--- What the task requires ---
Retype each of the following lines without any alteration.
# start of Dataset entries
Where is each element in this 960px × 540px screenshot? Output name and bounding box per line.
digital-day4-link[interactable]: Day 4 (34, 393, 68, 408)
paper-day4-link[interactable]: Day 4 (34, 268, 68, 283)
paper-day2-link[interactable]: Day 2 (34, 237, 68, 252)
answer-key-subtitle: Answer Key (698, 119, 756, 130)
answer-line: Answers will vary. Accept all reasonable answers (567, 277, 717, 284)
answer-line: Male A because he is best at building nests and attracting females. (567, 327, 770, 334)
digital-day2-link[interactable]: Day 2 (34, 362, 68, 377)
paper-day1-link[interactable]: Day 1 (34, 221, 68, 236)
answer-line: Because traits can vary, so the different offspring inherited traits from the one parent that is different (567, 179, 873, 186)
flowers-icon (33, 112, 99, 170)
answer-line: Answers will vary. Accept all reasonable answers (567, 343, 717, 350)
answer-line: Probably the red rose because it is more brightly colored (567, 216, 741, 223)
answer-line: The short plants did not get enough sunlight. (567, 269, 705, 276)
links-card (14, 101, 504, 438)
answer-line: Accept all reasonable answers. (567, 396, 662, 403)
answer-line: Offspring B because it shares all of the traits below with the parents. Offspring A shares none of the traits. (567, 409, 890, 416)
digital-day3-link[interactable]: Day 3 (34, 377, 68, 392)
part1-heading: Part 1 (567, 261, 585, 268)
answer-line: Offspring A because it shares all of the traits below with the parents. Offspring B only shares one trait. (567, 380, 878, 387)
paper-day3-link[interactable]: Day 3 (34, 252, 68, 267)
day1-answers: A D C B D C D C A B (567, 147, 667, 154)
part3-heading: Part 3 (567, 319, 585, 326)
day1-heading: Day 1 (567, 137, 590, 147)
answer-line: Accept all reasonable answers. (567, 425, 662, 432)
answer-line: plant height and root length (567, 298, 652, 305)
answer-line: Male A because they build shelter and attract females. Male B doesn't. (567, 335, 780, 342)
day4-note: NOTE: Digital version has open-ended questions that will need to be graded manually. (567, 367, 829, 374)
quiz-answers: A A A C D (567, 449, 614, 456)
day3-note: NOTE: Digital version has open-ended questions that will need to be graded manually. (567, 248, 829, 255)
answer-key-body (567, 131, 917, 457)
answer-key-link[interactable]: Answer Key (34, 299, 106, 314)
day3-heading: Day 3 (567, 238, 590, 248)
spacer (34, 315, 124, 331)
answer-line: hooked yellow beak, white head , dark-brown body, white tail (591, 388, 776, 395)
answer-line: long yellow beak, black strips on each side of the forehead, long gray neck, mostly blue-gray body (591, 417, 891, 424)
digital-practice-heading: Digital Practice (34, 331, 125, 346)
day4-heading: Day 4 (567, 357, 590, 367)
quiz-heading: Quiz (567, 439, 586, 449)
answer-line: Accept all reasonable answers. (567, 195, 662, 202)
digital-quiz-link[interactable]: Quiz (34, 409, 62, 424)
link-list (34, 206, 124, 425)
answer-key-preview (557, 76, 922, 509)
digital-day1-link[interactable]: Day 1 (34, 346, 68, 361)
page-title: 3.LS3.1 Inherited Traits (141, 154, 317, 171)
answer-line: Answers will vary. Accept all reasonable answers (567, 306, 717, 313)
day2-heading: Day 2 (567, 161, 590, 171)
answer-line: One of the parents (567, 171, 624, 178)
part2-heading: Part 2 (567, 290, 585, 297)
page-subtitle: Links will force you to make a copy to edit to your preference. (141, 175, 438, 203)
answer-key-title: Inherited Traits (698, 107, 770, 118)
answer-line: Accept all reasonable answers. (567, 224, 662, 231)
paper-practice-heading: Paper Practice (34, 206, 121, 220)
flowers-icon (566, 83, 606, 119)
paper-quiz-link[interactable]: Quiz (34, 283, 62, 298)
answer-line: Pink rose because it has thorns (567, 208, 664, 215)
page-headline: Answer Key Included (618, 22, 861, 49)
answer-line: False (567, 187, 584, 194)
# end of Dataset entries
--- Task result ---
Where is each element in this 960px × 540px screenshot? Output name and bounding box per line.
digital-day4-link[interactable]: Day 4 (34, 393, 68, 408)
paper-day4-link[interactable]: Day 4 (34, 268, 68, 283)
paper-day2-link[interactable]: Day 2 (34, 237, 68, 252)
answer-key-subtitle: Answer Key (698, 119, 756, 130)
answer-line: Answers will vary. Accept all reasonable answers (567, 277, 717, 284)
answer-line: Male A because he is best at building nests and attracting females. (567, 327, 770, 334)
digital-day2-link[interactable]: Day 2 (34, 362, 68, 377)
paper-day1-link[interactable]: Day 1 (34, 221, 68, 236)
answer-line: Because traits can vary, so the different offspring inherited traits from the one parent that is different (567, 179, 873, 186)
flowers-icon (33, 112, 99, 170)
answer-line: Answers will vary. Accept all reasonable answers (567, 343, 717, 350)
answer-line: Probably the red rose because it is more brightly colored (567, 216, 741, 223)
answer-line: The short plants did not get enough sunlight. (567, 269, 705, 276)
links-card (14, 101, 504, 438)
answer-line: Accept all reasonable answers. (567, 396, 662, 403)
answer-line: Offspring B because it shares all of the traits below with the parents. Offspring A shares none of the traits. (567, 409, 890, 416)
digital-day3-link[interactable]: Day 3 (34, 377, 68, 392)
part1-heading: Part 1 (567, 261, 585, 268)
answer-line: Offspring A because it shares all of the traits below with the parents. Offspring B only shares one trait. (567, 380, 878, 387)
paper-day3-link[interactable]: Day 3 (34, 252, 68, 267)
day1-answers: A D C B D C D C A B (567, 147, 667, 154)
part3-heading: Part 3 (567, 319, 585, 326)
day1-heading: Day 1 (567, 137, 590, 147)
answer-line: Accept all reasonable answers. (567, 425, 662, 432)
answer-line: plant height and root length (567, 298, 652, 305)
answer-line: Male A because they build shelter and attract females. Male B doesn't. (567, 335, 780, 342)
day4-note: NOTE: Digital version has open-ended questions that will need to be graded manually. (567, 367, 829, 374)
quiz-answers: A A A C D (567, 449, 614, 456)
day3-note: NOTE: Digital version has open-ended questions that will need to be graded manually. (567, 248, 829, 255)
answer-key-body (567, 131, 917, 457)
answer-key-link[interactable]: Answer Key (34, 299, 106, 314)
day3-heading: Day 3 (567, 238, 590, 248)
spacer (34, 315, 124, 331)
answer-line: hooked yellow beak, white head , dark-brown body, white tail (591, 388, 776, 395)
answer-line: long yellow beak, black strips on each side of the forehead, long gray neck, mostly blue-gray body (591, 417, 891, 424)
digital-practice-heading: Digital Practice (34, 331, 125, 346)
day4-heading: Day 4 (567, 357, 590, 367)
quiz-heading: Quiz (567, 439, 586, 449)
answer-line: Accept all reasonable answers. (567, 195, 662, 202)
digital-quiz-link[interactable]: Quiz (34, 409, 62, 424)
link-list (34, 206, 124, 425)
answer-key-preview (557, 76, 922, 509)
digital-day1-link[interactable]: Day 1 (34, 346, 68, 361)
page-title: 3.LS3.1 Inherited Traits (141, 154, 317, 171)
answer-line: Answers will vary. Accept all reasonable answers (567, 306, 717, 313)
day2-heading: Day 2 (567, 161, 590, 171)
answer-line: One of the parents (567, 171, 624, 178)
part2-heading: Part 2 (567, 290, 585, 297)
page-subtitle: Links will force you to make a copy to edit to your preference. (141, 175, 438, 203)
answer-key-title: Inherited Traits (698, 107, 770, 118)
answer-line: Accept all reasonable answers. (567, 224, 662, 231)
paper-practice-heading: Paper Practice (34, 206, 121, 220)
flowers-icon (566, 83, 606, 119)
paper-quiz-link[interactable]: Quiz (34, 283, 62, 298)
answer-line: Pink rose because it has thorns (567, 208, 664, 215)
page-headline: Answer Key Included (618, 22, 861, 49)
answer-line: False (567, 187, 584, 194)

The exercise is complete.